→ **Request**:
Copy nothing but the text: repeat each entry exactly and drop the images.

→ **Records shown**:
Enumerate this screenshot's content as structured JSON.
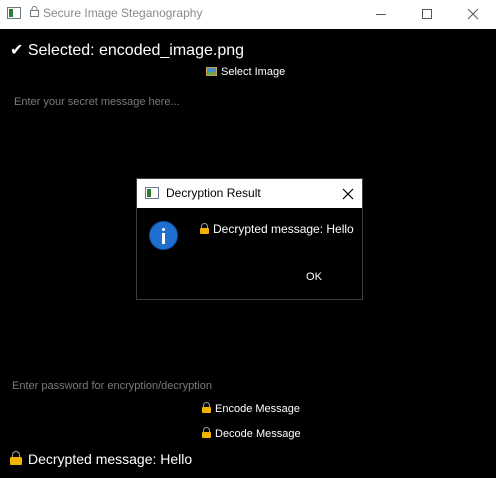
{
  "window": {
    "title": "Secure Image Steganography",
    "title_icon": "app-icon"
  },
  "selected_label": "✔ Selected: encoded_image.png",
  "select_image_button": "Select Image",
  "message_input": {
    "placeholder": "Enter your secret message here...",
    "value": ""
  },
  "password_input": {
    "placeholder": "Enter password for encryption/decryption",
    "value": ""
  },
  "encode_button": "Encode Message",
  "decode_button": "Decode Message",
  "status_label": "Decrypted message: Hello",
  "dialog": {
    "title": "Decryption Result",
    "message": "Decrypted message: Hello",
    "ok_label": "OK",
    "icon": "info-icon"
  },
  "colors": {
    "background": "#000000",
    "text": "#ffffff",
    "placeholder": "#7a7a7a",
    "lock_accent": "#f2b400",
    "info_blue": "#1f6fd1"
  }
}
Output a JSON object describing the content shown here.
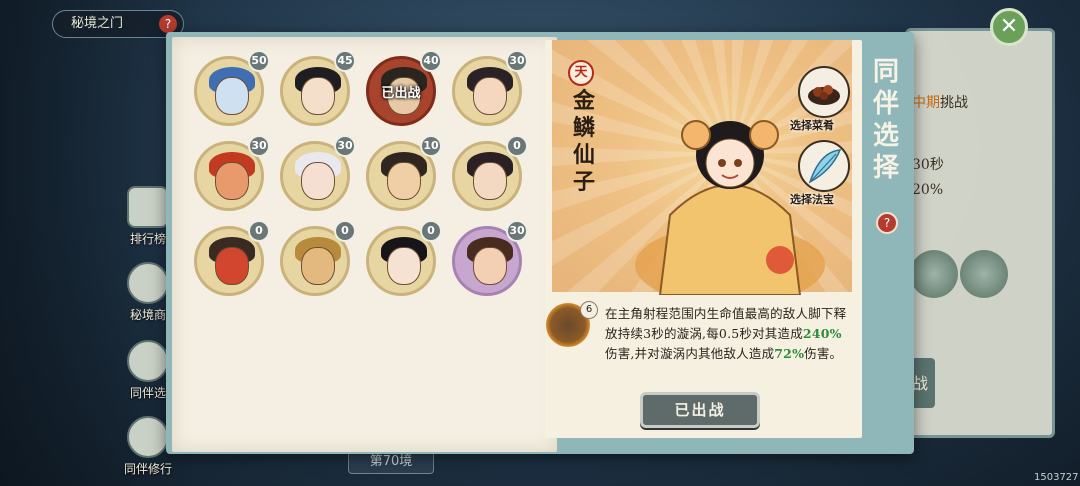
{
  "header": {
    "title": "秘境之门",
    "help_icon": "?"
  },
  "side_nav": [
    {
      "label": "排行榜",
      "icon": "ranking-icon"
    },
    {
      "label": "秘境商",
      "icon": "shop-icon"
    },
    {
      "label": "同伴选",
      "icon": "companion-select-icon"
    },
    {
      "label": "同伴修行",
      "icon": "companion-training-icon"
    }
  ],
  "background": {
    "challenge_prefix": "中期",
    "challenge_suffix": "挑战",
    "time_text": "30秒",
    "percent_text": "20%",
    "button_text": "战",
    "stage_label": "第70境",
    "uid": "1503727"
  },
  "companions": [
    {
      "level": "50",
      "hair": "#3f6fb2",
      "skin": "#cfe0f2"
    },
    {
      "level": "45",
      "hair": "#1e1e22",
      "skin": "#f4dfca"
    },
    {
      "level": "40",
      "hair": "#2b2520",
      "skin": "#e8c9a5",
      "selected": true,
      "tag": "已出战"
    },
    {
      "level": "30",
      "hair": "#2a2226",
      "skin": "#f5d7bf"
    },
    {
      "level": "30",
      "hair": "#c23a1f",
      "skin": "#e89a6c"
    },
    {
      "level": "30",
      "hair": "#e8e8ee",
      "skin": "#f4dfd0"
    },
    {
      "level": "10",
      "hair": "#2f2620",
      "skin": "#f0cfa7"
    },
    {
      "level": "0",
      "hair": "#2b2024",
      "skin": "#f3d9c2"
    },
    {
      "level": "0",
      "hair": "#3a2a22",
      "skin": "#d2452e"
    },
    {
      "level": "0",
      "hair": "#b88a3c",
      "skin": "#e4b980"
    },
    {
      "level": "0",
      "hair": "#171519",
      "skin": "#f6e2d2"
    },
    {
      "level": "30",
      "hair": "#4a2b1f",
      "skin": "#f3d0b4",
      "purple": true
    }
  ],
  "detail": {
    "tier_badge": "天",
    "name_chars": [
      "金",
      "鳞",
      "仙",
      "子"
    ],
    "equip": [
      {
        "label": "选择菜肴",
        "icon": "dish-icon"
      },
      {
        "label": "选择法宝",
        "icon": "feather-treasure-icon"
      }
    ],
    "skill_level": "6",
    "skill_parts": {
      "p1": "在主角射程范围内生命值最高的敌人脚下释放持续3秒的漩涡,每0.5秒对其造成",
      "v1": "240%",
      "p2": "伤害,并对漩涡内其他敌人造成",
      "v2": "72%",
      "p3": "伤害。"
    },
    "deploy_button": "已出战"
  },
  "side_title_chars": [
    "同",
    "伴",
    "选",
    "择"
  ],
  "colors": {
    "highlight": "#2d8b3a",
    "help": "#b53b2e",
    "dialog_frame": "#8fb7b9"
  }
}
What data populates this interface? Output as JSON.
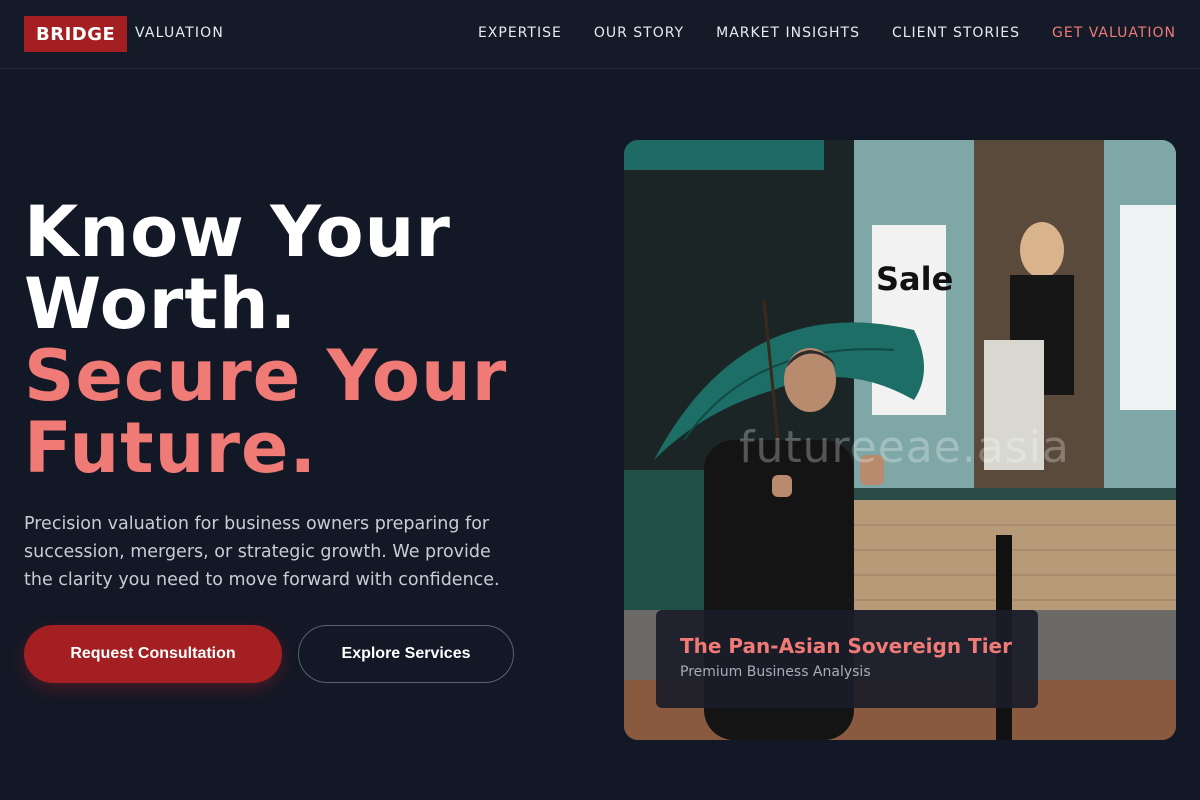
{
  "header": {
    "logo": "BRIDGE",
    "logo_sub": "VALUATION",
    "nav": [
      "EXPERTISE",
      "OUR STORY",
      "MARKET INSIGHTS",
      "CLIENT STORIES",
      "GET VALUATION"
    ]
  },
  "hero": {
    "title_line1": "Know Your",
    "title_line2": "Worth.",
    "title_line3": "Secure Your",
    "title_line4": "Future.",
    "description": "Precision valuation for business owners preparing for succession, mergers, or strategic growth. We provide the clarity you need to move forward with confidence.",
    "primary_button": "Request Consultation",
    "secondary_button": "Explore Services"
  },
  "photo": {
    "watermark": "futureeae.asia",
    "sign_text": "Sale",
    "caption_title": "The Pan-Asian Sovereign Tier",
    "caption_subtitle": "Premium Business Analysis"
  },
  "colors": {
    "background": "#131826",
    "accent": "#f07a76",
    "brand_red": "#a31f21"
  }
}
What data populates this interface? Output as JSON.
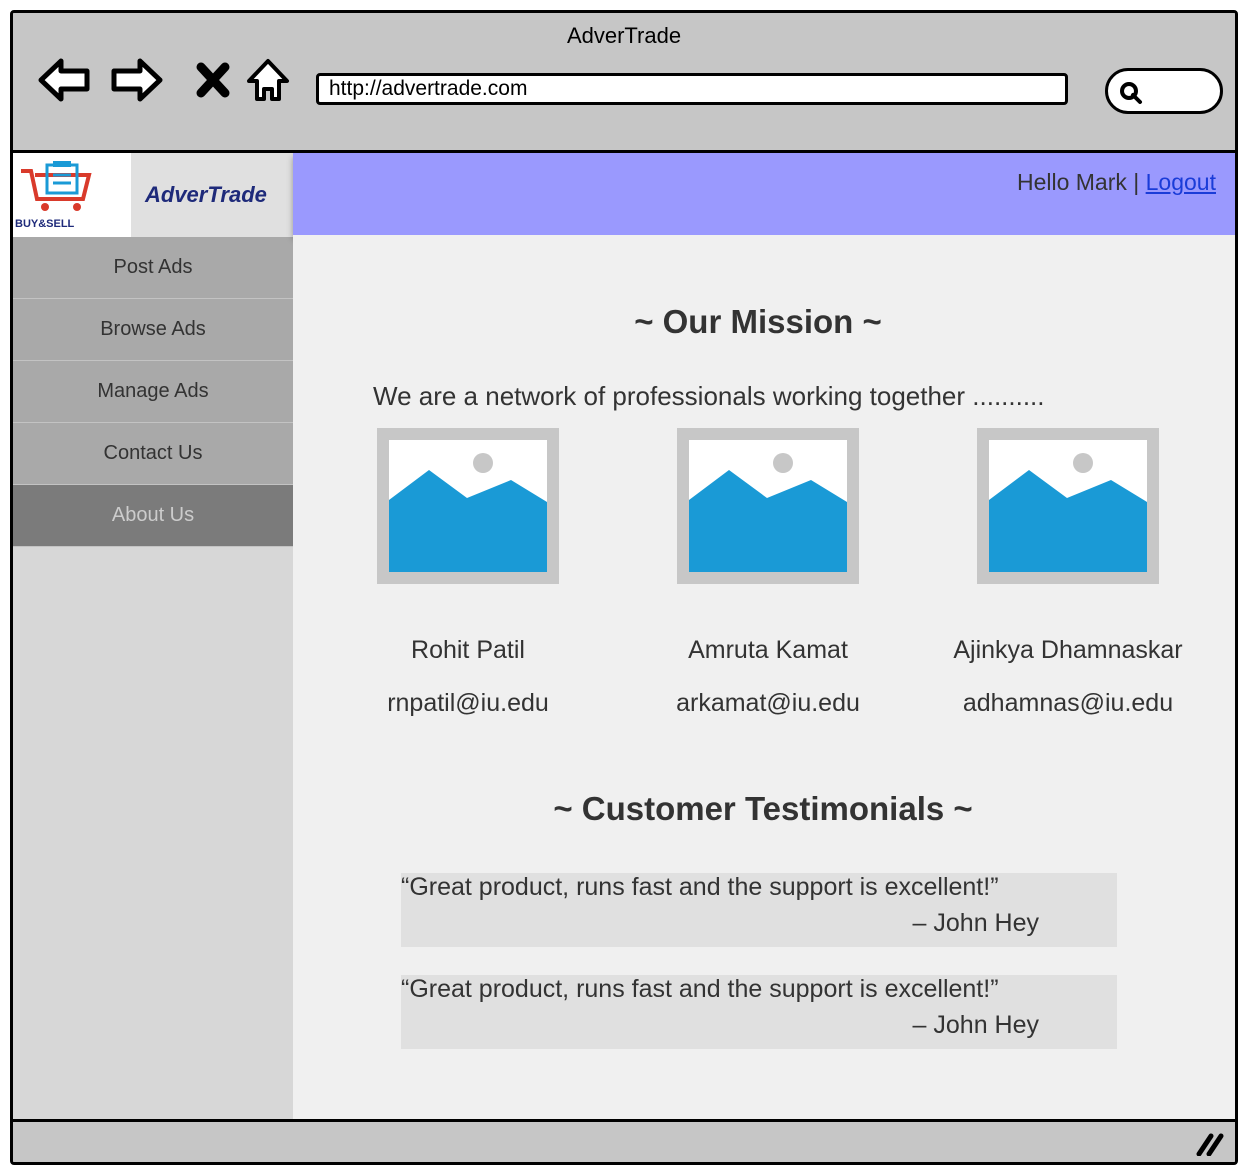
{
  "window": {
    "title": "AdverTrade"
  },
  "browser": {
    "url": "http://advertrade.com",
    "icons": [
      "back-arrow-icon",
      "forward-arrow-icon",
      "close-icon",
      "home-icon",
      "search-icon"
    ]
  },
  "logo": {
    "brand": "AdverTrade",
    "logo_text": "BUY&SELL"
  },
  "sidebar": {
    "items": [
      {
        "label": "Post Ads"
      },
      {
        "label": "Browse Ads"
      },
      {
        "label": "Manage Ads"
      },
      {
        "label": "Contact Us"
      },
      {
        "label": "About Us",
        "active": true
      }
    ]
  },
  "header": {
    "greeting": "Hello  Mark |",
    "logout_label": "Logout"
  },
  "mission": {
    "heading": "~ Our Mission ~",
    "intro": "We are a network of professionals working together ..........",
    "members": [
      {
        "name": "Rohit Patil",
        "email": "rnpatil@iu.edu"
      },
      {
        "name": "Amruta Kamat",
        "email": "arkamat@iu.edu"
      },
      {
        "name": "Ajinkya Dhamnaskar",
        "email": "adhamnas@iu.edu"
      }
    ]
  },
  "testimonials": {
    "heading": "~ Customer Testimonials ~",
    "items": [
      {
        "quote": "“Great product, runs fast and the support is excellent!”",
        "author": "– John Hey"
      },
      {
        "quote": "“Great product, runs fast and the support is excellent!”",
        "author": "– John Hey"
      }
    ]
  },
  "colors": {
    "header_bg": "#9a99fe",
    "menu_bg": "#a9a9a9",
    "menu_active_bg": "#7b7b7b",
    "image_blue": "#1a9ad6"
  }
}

→ **Result**:
Enumerate this screenshot's content as structured JSON.
{
  "window": {
    "title": "Secure Image Steganography",
    "title_icon": "app-icon"
  },
  "selected_label": "✔ Selected: encoded_image.png",
  "select_image_button": "Select Image",
  "message_input": {
    "placeholder": "Enter your secret message here...",
    "value": ""
  },
  "password_input": {
    "placeholder": "Enter password for encryption/decryption",
    "value": ""
  },
  "encode_button": "Encode Message",
  "decode_button": "Decode Message",
  "status_label": "Decrypted message: Hello",
  "dialog": {
    "title": "Decryption Result",
    "message": "Decrypted message: Hello",
    "ok_label": "OK",
    "icon": "info-icon"
  },
  "colors": {
    "background": "#000000",
    "text": "#ffffff",
    "placeholder": "#7a7a7a",
    "lock_accent": "#f2b400",
    "info_blue": "#1f6fd1"
  }
}
Output a JSON object describing the content shown here.
{
  "header": {
    "title": "秘境之门",
    "help_icon": "?"
  },
  "side_nav": [
    {
      "label": "排行榜",
      "icon": "ranking-icon"
    },
    {
      "label": "秘境商",
      "icon": "shop-icon"
    },
    {
      "label": "同伴选",
      "icon": "companion-select-icon"
    },
    {
      "label": "同伴修行",
      "icon": "companion-training-icon"
    }
  ],
  "background": {
    "challenge_prefix": "中期",
    "challenge_suffix": "挑战",
    "time_text": "30秒",
    "percent_text": "20%",
    "button_text": "战",
    "stage_label": "第70境",
    "uid": "1503727"
  },
  "companions": [
    {
      "level": "50",
      "hair": "#3f6fb2",
      "skin": "#cfe0f2"
    },
    {
      "level": "45",
      "hair": "#1e1e22",
      "skin": "#f4dfca"
    },
    {
      "level": "40",
      "hair": "#2b2520",
      "skin": "#e8c9a5",
      "selected": true,
      "tag": "已出战"
    },
    {
      "level": "30",
      "hair": "#2a2226",
      "skin": "#f5d7bf"
    },
    {
      "level": "30",
      "hair": "#c23a1f",
      "skin": "#e89a6c"
    },
    {
      "level": "30",
      "hair": "#e8e8ee",
      "skin": "#f4dfd0"
    },
    {
      "level": "10",
      "hair": "#2f2620",
      "skin": "#f0cfa7"
    },
    {
      "level": "0",
      "hair": "#2b2024",
      "skin": "#f3d9c2"
    },
    {
      "level": "0",
      "hair": "#3a2a22",
      "skin": "#d2452e"
    },
    {
      "level": "0",
      "hair": "#b88a3c",
      "skin": "#e4b980"
    },
    {
      "level": "0",
      "hair": "#171519",
      "skin": "#f6e2d2"
    },
    {
      "level": "30",
      "hair": "#4a2b1f",
      "skin": "#f3d0b4",
      "purple": true
    }
  ],
  "detail": {
    "tier_badge": "天",
    "name_chars": [
      "金",
      "鳞",
      "仙",
      "子"
    ],
    "equip": [
      {
        "label": "选择菜肴",
        "icon": "dish-icon"
      },
      {
        "label": "选择法宝",
        "icon": "feather-treasure-icon"
      }
    ],
    "skill_level": "6",
    "skill_parts": {
      "p1": "在主角射程范围内生命值最高的敌人脚下释放持续3秒的漩涡,每0.5秒对其造成",
      "v1": "240%",
      "p2": "伤害,并对漩涡内其他敌人造成",
      "v2": "72%",
      "p3": "伤害。"
    },
    "deploy_button": "已出战"
  },
  "side_title_chars": [
    "同",
    "伴",
    "选",
    "择"
  ],
  "colors": {
    "highlight": "#2d8b3a",
    "help": "#b53b2e",
    "dialog_frame": "#8fb7b9"
  }
}
What data populates this interface? Output as JSON.
{
  "header": {
    "logo": "BRIDGE",
    "logo_sub": "VALUATION",
    "nav": [
      "EXPERTISE",
      "OUR STORY",
      "MARKET INSIGHTS",
      "CLIENT STORIES",
      "GET VALUATION"
    ]
  },
  "hero": {
    "title_line1": "Know Your",
    "title_line2": "Worth.",
    "title_line3": "Secure Your",
    "title_line4": "Future.",
    "description": "Precision valuation for business owners preparing for succession, mergers, or strategic growth. We provide the clarity you need to move forward with confidence.",
    "primary_button": "Request Consultation",
    "secondary_button": "Explore Services"
  },
  "photo": {
    "watermark": "futureeae.asia",
    "sign_text": "Sale",
    "caption_title": "The Pan-Asian Sovereign Tier",
    "caption_subtitle": "Premium Business Analysis"
  },
  "colors": {
    "background": "#131826",
    "accent": "#f07a76",
    "brand_red": "#a31f21"
  }
}
What data populates this interface? Output as JSON.
{
  "window": {
    "title": "AdverTrade"
  },
  "browser": {
    "url": "http://advertrade.com",
    "icons": [
      "back-arrow-icon",
      "forward-arrow-icon",
      "close-icon",
      "home-icon",
      "search-icon"
    ]
  },
  "logo": {
    "brand": "AdverTrade",
    "logo_text": "BUY&SELL"
  },
  "sidebar": {
    "items": [
      {
        "label": "Post Ads"
      },
      {
        "label": "Browse Ads"
      },
      {
        "label": "Manage Ads"
      },
      {
        "label": "Contact Us"
      },
      {
        "label": "About Us",
        "active": true
      }
    ]
  },
  "header": {
    "greeting": "Hello  Mark |",
    "logout_label": "Logout"
  },
  "mission": {
    "heading": "~ Our Mission ~",
    "intro": "We are a network of professionals working together ..........",
    "members": [
      {
        "name": "Rohit Patil",
        "email": "rnpatil@iu.edu"
      },
      {
        "name": "Amruta Kamat",
        "email": "arkamat@iu.edu"
      },
      {
        "name": "Ajinkya Dhamnaskar",
        "email": "adhamnas@iu.edu"
      }
    ]
  },
  "testimonials": {
    "heading": "~ Customer Testimonials ~",
    "items": [
      {
        "quote": "“Great product, runs fast and the support is excellent!”",
        "author": "– John Hey"
      },
      {
        "quote": "“Great product, runs fast and the support is excellent!”",
        "author": "– John Hey"
      }
    ]
  },
  "colors": {
    "header_bg": "#9a99fe",
    "menu_bg": "#a9a9a9",
    "menu_active_bg": "#7b7b7b",
    "image_blue": "#1a9ad6"
  }
}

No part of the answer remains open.